— begin Data to process —

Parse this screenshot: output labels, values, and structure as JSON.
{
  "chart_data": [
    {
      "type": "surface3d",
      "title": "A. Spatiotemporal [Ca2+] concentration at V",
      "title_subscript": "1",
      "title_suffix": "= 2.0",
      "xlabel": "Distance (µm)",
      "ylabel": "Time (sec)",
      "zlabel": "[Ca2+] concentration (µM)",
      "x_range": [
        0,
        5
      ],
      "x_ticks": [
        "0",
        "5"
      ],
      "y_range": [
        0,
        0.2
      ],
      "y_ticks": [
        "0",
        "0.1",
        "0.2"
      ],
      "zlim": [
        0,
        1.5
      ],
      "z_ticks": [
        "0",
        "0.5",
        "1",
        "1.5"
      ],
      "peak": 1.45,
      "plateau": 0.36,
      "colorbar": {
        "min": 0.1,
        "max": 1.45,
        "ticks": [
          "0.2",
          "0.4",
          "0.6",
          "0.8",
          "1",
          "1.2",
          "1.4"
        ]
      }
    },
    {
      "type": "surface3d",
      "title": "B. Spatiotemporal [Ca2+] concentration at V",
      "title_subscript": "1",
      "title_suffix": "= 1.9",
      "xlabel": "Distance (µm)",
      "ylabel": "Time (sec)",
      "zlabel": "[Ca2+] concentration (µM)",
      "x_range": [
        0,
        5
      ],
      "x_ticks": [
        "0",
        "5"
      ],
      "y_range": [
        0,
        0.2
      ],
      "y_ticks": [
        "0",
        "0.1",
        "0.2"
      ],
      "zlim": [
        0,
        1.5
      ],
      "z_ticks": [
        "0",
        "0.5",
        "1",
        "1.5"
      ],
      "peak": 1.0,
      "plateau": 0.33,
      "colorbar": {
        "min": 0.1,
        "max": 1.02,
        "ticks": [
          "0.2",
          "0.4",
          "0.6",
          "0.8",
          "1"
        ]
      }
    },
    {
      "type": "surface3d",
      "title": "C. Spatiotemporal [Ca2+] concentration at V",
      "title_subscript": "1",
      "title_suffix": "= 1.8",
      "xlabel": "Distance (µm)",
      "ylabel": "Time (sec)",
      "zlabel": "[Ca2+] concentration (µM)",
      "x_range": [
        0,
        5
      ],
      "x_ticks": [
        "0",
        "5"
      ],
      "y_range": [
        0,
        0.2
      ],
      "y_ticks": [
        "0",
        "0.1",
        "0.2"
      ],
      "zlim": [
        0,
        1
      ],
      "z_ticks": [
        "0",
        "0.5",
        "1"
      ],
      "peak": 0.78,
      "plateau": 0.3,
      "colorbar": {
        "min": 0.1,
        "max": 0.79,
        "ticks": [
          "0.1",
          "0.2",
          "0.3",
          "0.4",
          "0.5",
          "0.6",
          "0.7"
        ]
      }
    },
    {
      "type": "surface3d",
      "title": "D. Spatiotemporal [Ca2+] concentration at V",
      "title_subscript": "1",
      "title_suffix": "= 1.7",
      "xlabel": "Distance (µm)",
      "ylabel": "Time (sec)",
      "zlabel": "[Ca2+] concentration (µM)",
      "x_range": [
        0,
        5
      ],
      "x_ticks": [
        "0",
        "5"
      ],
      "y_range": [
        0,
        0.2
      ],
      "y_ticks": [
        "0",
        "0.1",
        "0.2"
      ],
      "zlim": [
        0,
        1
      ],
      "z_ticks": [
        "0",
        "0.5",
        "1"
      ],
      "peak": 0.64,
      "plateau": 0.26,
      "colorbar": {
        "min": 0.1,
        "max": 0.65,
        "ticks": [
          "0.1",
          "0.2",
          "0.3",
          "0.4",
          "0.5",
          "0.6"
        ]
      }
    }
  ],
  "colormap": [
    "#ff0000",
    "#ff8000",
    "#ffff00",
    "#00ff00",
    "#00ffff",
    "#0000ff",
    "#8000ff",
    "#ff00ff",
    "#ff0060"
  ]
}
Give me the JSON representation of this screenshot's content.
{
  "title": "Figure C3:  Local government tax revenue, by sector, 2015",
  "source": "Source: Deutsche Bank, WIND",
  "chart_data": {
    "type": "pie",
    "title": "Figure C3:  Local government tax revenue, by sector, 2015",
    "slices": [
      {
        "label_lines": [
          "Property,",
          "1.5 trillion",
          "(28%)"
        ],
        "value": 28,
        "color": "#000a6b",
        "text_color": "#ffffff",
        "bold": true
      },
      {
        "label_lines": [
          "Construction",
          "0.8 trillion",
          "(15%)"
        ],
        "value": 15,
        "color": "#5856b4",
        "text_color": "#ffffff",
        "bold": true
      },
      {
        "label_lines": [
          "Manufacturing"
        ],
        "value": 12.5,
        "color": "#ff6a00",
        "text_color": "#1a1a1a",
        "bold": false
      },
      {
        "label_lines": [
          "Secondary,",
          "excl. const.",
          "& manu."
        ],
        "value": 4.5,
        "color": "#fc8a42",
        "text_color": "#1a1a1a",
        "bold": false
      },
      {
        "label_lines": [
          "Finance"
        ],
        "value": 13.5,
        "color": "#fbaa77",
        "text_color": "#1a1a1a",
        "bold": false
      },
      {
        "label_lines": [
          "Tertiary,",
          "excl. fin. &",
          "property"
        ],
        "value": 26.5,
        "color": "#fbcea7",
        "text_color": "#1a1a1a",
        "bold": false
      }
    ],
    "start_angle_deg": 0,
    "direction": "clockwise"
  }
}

— end Data to process —

## Required work
Gather up every line from the listing above in which the word "screenshot" occurs.

## Complete answer
Parse this screenshot: output labels, values, and structure as JSON.
Give me the JSON representation of this screenshot's content.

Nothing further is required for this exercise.